▶ [WORK TO COMPLETE]: Every line of the data must be copied exactly.

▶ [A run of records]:

== == ==

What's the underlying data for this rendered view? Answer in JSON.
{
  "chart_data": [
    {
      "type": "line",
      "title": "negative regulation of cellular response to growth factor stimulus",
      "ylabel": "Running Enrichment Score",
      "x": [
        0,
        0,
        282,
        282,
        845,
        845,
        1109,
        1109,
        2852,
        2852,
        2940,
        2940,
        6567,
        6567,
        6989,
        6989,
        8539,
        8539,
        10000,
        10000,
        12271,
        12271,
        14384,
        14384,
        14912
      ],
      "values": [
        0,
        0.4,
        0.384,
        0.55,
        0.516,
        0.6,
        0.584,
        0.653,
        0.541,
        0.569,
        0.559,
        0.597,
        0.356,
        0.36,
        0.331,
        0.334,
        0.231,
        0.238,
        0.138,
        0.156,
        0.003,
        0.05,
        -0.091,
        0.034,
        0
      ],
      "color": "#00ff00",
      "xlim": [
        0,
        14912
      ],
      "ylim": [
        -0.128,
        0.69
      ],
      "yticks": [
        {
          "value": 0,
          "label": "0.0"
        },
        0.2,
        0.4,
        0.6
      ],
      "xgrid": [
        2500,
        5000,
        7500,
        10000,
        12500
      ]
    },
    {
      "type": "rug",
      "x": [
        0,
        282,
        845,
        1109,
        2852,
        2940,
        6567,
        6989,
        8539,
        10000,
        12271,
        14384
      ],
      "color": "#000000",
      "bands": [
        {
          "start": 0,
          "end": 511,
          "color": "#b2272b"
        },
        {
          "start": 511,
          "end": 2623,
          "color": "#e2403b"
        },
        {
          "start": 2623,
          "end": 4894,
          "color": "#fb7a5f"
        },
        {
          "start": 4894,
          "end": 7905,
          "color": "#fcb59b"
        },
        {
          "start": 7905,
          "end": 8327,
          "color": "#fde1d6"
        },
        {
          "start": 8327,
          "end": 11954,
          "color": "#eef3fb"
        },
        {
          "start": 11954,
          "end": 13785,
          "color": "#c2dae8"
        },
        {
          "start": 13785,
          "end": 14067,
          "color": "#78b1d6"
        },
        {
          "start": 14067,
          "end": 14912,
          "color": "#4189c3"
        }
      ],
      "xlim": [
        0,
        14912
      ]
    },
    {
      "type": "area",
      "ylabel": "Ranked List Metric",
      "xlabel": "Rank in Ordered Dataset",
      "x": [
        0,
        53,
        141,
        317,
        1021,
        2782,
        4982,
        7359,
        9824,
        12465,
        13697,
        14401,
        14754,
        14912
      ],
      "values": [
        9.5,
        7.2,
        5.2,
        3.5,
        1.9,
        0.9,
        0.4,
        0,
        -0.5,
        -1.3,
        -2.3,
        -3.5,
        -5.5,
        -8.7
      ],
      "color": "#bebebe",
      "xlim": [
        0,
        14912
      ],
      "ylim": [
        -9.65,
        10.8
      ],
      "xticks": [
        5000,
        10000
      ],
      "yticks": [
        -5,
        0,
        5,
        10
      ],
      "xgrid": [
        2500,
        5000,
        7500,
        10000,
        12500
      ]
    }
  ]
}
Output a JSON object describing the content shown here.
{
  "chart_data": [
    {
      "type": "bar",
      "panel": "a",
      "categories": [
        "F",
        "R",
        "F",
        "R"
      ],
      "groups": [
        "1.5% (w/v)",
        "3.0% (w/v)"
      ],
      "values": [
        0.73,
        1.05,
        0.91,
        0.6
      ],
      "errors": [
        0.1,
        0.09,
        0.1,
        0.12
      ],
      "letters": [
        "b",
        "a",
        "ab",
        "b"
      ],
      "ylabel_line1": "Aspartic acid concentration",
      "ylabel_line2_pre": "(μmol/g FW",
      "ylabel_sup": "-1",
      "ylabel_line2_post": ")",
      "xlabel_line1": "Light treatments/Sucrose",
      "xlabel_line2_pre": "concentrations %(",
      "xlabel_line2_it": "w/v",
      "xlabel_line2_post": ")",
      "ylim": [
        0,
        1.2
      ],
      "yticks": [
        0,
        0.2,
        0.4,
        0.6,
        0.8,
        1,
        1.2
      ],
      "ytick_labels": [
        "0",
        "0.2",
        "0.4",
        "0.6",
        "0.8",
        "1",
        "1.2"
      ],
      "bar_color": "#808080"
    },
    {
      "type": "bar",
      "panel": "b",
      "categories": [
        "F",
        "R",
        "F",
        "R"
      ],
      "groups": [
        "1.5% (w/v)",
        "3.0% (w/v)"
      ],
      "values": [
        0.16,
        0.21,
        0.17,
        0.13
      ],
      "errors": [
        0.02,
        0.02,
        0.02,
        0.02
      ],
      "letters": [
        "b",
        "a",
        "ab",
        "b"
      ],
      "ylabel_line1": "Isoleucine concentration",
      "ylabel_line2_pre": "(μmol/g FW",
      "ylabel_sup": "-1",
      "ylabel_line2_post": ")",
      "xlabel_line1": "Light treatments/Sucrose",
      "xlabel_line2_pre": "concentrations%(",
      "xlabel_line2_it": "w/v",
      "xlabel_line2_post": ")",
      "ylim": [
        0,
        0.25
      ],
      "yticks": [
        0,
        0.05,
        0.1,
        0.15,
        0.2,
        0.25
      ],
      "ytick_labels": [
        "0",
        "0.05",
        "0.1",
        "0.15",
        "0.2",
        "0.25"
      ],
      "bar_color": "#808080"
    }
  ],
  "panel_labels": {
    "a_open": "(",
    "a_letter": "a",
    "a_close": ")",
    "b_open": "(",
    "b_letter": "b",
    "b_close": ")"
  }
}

== == ==

▶ [WRITTEN SOLUTION]:
What's the underlying data for this rendered view? Answer in JSON.
{
  "chart_data": [
    {
      "type": "line",
      "title": "negative regulation of cellular response to growth factor stimulus",
      "ylabel": "Running Enrichment Score",
      "x": [
        0,
        0,
        282,
        282,
        845,
        845,
        1109,
        1109,
        2852,
        2852,
        2940,
        2940,
        6567,
        6567,
        6989,
        6989,
        8539,
        8539,
        10000,
        10000,
        12271,
        12271,
        14384,
        14384,
        14912
      ],
      "values": [
        0,
        0.4,
        0.384,
        0.55,
        0.516,
        0.6,
        0.584,
        0.653,
        0.541,
        0.569,
        0.559,
        0.597,
        0.356,
        0.36,
        0.331,
        0.334,
        0.231,
        0.238,
        0.138,
        0.156,
        0.003,
        0.05,
        -0.091,
        0.034,
        0
      ],
      "color": "#00ff00",
      "xlim": [
        0,
        14912
      ],
      "ylim": [
        -0.128,
        0.69
      ],
      "yticks": [
        {
          "value": 0,
          "label": "0.0"
        },
        0.2,
        0.4,
        0.6
      ],
      "xgrid": [
        2500,
        5000,
        7500,
        10000,
        12500
      ]
    },
    {
      "type": "rug",
      "x": [
        0,
        282,
        845,
        1109,
        2852,
        2940,
        6567,
        6989,
        8539,
        10000,
        12271,
        14384
      ],
      "color": "#000000",
      "bands": [
        {
          "start": 0,
          "end": 511,
          "color": "#b2272b"
        },
        {
          "start": 511,
          "end": 2623,
          "color": "#e2403b"
        },
        {
          "start": 2623,
          "end": 4894,
          "color": "#fb7a5f"
        },
        {
          "start": 4894,
          "end": 7905,
          "color": "#fcb59b"
        },
        {
          "start": 7905,
          "end": 8327,
          "color": "#fde1d6"
        },
        {
          "start": 8327,
          "end": 11954,
          "color": "#eef3fb"
        },
        {
          "start": 11954,
          "end": 13785,
          "color": "#c2dae8"
        },
        {
          "start": 13785,
          "end": 14067,
          "color": "#78b1d6"
        },
        {
          "start": 14067,
          "end": 14912,
          "color": "#4189c3"
        }
      ],
      "xlim": [
        0,
        14912
      ]
    },
    {
      "type": "area",
      "ylabel": "Ranked List Metric",
      "xlabel": "Rank in Ordered Dataset",
      "x": [
        0,
        53,
        141,
        317,
        1021,
        2782,
        4982,
        7359,
        9824,
        12465,
        13697,
        14401,
        14754,
        14912
      ],
      "values": [
        9.5,
        7.2,
        5.2,
        3.5,
        1.9,
        0.9,
        0.4,
        0,
        -0.5,
        -1.3,
        -2.3,
        -3.5,
        -5.5,
        -8.7
      ],
      "color": "#bebebe",
      "xlim": [
        0,
        14912
      ],
      "ylim": [
        -9.65,
        10.8
      ],
      "xticks": [
        5000,
        10000
      ],
      "yticks": [
        -5,
        0,
        5,
        10
      ],
      "xgrid": [
        2500,
        5000,
        7500,
        10000,
        12500
      ]
    }
  ]
}
Output a JSON object describing the content shown here.
{
  "chart_data": [
    {
      "type": "bar",
      "panel": "a",
      "categories": [
        "F",
        "R",
        "F",
        "R"
      ],
      "groups": [
        "1.5% (w/v)",
        "3.0% (w/v)"
      ],
      "values": [
        0.73,
        1.05,
        0.91,
        0.6
      ],
      "errors": [
        0.1,
        0.09,
        0.1,
        0.12
      ],
      "letters": [
        "b",
        "a",
        "ab",
        "b"
      ],
      "ylabel_line1": "Aspartic acid concentration",
      "ylabel_line2_pre": "(μmol/g FW",
      "ylabel_sup": "-1",
      "ylabel_line2_post": ")",
      "xlabel_line1": "Light treatments/Sucrose",
      "xlabel_line2_pre": "concentrations %(",
      "xlabel_line2_it": "w/v",
      "xlabel_line2_post": ")",
      "ylim": [
        0,
        1.2
      ],
      "yticks": [
        0,
        0.2,
        0.4,
        0.6,
        0.8,
        1,
        1.2
      ],
      "ytick_labels": [
        "0",
        "0.2",
        "0.4",
        "0.6",
        "0.8",
        "1",
        "1.2"
      ],
      "bar_color": "#808080"
    },
    {
      "type": "bar",
      "panel": "b",
      "categories": [
        "F",
        "R",
        "F",
        "R"
      ],
      "groups": [
        "1.5% (w/v)",
        "3.0% (w/v)"
      ],
      "values": [
        0.16,
        0.21,
        0.17,
        0.13
      ],
      "errors": [
        0.02,
        0.02,
        0.02,
        0.02
      ],
      "letters": [
        "b",
        "a",
        "ab",
        "b"
      ],
      "ylabel_line1": "Isoleucine concentration",
      "ylabel_line2_pre": "(μmol/g FW",
      "ylabel_sup": "-1",
      "ylabel_line2_post": ")",
      "xlabel_line1": "Light treatments/Sucrose",
      "xlabel_line2_pre": "concentrations%(",
      "xlabel_line2_it": "w/v",
      "xlabel_line2_post": ")",
      "ylim": [
        0,
        0.25
      ],
      "yticks": [
        0,
        0.05,
        0.1,
        0.15,
        0.2,
        0.25
      ],
      "ytick_labels": [
        "0",
        "0.05",
        "0.1",
        "0.15",
        "0.2",
        "0.25"
      ],
      "bar_color": "#808080"
    }
  ],
  "panel_labels": {
    "a_open": "(",
    "a_letter": "a",
    "a_close": ")",
    "b_open": "(",
    "b_letter": "b",
    "b_close": ")"
  }
}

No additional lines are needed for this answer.